◆ Extrait fourni

========================

Grève des éboueurs: «Paris, c’est Beyrouth en 2015»

Des poubelles jonchant les trottoirs de Paris. (Photo Anne Ilcinkas)
Des poubelles jonchant les trottoirs de Paris. (Photo Anne Ilcinkas)
Short Url
Publié le Jeudi 23 mars 2023

Grève des éboueurs: «Paris, c’est Beyrouth en 2015»

  • «Le contexte est différent mais les actions sont similaires. Il y a des plaies qui sont réactivées. Ça a réveillé des choses en moi, c’est sûr», explique Dana, jeune traductrice libanaise installée à Paris depuis 2019
  • «À Paris ou à Beyrouth, c’est la même galère», précise Bassam Wehbé, humoriste libanais installé à Paris depuis 2020

PARIS: «J’ai eu un flashback de Beyrouth en 2015.» Comme Dana, nombreux sont les Libanais à avoir cette sensation en marchant ces derniers jours dans les rues de la capitale française, jonchées de poubelles, en raison de la grève des éboueurs contre la réforme des retraites. «Mais ici, ce sont des revendications précises, ça ne va pas durer éternellement. Quoique, à Beyrouth aussi, on se disait que les politiques allaient trouver une solution», se rappelle la traductrice de 35 ans, qui avait vécu en 2015 l’intégralité de la crise des déchets.  

poubelles
Les déchets à Paris. Photo Anne Ilcinkas.


À l’époque, la fermeture (maintes fois repoussée) de la plus grande décharge du pays, à Naamé, au sud de Beyrouth, avait, faute de solutions alternatives, laissé des tonnes d’ordures s’empiler dans les rues de la capitale libanaise mais aussi le long des autoroutes, des fleuves et même dans les vallées du pays du Cèdre. L’incurie de la classe politique, incapable de régler le problème, avait poussé des dizaines de milliers de Libanais dans la rue, dans une mobilisation non confessionnelle et non partisane sans précédent, illustrant le ras-le-bol contre la corruption endémique.

beyrouth
Une femme de chambre philippine promène un chien devant un tas d'ordures dans un quartier huppé de Beyrouth, la capitale libanaise, le 15 septembre 2015. (Photo PATRICK BAZ / AFP)


Il y a quelques jours, Dana buvait un verre le soir avec ses amis quand elle a vu «débouler une centaine de jeunes dans la rue», qui manifestaient contre le passage en force de la réforme des retraites à l’Assemblée nationale via l’utilisation de l’article 49.3 de la Constitution. «C’était complètement imprévisible pour moi, je n’avais pas suivi les nouvelles. J’ai fait un parallèle avec Beyrouth, la crise des déchets de 2015 et les manifestations de 2019», explique avec émotion la jeune femme, installée à Paris depuis 2019. «Le contexte est différent mais les actions sont similaires. Il y a des plaies qui sont réactivées. Ça a réveillé des choses en moi, c’est sûr.»

========================

◆ Données fournies
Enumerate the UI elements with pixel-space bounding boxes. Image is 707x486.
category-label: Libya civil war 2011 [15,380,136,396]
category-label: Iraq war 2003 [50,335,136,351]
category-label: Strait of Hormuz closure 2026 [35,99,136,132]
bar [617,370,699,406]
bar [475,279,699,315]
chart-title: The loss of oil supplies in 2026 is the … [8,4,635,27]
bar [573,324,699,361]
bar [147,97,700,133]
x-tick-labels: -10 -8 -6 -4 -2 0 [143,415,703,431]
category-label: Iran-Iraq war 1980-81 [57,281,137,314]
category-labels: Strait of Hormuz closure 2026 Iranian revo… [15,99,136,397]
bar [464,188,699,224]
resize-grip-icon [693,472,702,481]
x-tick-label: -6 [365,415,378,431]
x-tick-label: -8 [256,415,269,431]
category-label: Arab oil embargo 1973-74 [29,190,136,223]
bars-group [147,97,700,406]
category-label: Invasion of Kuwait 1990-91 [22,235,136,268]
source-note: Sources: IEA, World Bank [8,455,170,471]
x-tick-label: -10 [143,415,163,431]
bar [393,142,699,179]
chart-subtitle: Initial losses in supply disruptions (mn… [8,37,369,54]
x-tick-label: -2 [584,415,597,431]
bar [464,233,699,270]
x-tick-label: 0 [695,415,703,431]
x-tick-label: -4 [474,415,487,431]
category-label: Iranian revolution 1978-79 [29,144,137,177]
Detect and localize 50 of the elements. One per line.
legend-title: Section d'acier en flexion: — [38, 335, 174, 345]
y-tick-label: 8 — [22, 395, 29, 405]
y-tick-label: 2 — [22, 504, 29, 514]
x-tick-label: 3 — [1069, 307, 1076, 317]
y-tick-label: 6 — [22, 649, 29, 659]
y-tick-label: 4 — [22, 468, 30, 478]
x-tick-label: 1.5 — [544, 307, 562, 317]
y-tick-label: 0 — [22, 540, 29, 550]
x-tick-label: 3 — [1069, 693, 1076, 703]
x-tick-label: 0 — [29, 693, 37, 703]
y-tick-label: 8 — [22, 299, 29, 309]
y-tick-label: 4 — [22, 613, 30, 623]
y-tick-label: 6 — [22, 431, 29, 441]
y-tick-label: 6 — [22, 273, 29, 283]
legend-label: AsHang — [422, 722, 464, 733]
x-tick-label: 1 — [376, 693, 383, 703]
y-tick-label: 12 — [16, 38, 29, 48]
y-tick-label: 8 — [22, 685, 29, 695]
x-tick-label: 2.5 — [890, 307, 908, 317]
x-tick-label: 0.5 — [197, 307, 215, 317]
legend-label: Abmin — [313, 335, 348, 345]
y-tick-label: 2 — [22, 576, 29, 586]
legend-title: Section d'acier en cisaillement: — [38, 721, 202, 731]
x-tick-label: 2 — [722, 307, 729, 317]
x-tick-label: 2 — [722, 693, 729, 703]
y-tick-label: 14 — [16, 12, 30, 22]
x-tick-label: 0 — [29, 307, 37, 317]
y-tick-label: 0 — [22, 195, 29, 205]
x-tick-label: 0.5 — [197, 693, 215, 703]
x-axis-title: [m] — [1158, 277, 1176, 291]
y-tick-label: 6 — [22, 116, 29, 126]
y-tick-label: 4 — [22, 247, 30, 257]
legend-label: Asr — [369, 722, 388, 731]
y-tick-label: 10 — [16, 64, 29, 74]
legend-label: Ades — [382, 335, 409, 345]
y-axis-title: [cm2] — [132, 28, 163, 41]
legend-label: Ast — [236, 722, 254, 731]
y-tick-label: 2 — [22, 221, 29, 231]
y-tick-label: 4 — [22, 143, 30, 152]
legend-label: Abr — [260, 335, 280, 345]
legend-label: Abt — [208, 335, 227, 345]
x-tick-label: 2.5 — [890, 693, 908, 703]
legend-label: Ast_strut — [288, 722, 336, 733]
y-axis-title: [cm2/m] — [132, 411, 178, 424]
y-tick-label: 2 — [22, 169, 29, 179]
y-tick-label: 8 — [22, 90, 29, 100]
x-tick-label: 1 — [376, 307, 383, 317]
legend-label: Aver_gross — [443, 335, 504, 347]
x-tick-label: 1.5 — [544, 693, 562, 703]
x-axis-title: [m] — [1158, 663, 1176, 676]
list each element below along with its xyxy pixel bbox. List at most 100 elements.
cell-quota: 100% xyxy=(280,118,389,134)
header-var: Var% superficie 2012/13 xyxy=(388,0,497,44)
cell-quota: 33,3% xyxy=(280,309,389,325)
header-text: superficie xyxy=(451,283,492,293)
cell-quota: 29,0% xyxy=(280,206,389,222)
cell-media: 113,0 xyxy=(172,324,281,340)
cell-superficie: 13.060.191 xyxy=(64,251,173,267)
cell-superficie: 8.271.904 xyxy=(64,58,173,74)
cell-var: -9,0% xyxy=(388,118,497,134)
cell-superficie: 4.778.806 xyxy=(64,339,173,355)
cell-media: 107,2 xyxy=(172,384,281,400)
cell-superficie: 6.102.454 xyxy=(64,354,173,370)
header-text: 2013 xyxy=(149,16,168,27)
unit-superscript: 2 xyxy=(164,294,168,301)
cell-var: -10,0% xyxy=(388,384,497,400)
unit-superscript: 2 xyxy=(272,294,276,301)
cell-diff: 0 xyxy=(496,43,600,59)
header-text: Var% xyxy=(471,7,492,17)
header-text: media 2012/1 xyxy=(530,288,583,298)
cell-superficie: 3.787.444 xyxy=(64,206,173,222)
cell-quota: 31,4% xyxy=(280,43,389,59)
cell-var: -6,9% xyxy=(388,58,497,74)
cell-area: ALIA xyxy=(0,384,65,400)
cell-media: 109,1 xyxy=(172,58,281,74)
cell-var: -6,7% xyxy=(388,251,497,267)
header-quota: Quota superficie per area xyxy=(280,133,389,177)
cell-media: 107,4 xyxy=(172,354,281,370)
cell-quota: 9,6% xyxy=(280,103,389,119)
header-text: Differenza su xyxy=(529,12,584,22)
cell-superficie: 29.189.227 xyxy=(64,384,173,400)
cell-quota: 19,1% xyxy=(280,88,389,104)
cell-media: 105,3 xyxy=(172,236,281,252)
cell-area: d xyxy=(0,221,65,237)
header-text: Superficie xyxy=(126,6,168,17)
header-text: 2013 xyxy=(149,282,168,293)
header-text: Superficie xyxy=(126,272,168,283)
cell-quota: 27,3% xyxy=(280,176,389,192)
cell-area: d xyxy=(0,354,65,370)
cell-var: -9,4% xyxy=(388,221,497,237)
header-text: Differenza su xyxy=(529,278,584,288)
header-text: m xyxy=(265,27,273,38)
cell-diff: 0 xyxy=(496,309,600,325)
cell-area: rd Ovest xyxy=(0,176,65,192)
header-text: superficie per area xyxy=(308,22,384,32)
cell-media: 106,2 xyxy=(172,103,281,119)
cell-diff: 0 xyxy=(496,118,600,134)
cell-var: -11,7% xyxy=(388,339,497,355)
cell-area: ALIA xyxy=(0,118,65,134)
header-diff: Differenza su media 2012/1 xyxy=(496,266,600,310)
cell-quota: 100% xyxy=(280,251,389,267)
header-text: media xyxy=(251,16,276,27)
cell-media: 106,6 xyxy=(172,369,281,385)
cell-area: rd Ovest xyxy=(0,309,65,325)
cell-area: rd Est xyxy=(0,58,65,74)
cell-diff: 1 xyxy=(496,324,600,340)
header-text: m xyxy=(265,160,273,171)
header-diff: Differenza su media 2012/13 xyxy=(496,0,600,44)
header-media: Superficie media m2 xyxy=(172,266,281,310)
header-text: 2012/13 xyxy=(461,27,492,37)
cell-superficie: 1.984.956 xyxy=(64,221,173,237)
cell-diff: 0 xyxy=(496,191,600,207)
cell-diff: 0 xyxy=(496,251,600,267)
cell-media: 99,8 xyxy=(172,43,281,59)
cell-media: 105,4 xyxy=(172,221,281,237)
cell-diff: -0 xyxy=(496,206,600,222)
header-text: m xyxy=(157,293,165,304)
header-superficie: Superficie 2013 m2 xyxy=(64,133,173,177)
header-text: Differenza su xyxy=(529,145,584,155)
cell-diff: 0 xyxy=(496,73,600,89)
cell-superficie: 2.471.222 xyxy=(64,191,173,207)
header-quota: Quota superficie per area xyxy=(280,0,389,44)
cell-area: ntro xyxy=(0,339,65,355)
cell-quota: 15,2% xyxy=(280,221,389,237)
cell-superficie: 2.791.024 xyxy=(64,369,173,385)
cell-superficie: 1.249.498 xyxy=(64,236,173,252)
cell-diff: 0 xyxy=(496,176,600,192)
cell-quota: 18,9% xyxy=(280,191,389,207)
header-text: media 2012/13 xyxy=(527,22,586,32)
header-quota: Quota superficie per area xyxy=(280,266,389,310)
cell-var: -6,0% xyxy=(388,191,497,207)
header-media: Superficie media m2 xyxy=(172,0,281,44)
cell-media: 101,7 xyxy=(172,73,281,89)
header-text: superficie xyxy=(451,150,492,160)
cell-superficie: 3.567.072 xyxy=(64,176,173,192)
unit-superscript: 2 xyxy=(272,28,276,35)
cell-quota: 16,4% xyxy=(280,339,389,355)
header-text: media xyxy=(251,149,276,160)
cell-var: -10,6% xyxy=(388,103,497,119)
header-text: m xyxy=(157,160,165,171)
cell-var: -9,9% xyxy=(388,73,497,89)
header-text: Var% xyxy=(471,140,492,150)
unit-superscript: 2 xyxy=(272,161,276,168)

========================

◆ Travail demandé
(1) Recopiez, dans l'extrait sur la grève des éboueurs à Paris, le passage allant de « À l’époque, la » jusqu'à « la corruption endémique. ».
(2) Prolongez l'extrait sur la grève des éboueurs à Paris à partir de sa dernière phrase.

◆ Réponses attendues
(1)
À l’époque, la fermeture (maintes fois repoussée) de la plus grande décharge du pays, à Naamé, au sud de Beyrouth, avait, faute de solutions alternatives, laissé des tonnes d’ordures s’empiler dans les rues de la capitale libanaise mais aussi le long des autoroutes, des fleuves et même dans les vallées du pays du Cèdre. L’incurie de la classe politique, incapable de régler le problème, avait poussé des dizaines de milliers de Libanais dans la rue, dans une mobilisation non confessionnelle et non partisane sans précédent, illustrant le ras-le-bol contre la corruption endémique.

(2)
Paris
Devant le Foyer franco-libanais à Paris. (Photo Anne Ilcinkas)


Si la jeune femme partage des photos des poubelles parisiennes sur le groupe WhatsApp familial en mentionnant que «Paris, c’est Beyrouth», Bassem, lui, a souligné la similitude en partageant une story sur Instagram, dans laquelle il filme des images de poubelles parisiennes sur la chanson Ya Beyrouth de Magida el-Roumi. «C’est juste un petit contenu pour rigoler, un clin d’œil humoristique», explique-t-il à Arab news en français.
«J’ai un peu fait ma rupture avec le pays et ça me convient», poursuit l’architecte de 31 ans, installé à Paris depuis trois ans, après avoir travaillé sept ans en Arabie saoudite. «J’ai vu la crise des déchets quand j’étais en visite dans le pays, mais je ne ressens pas de sentiments négatifs en voyant les poubelles à Paris. Concernant la grève des éboueurs, je pense qu’ils n’ont pas tort et que c’est un moyen très fort de mettre en avant une cause, mieux que la télévision, car ça touche directement les gens à n’importe quel instant et lieu. Je trouve ça plutôt efficace.»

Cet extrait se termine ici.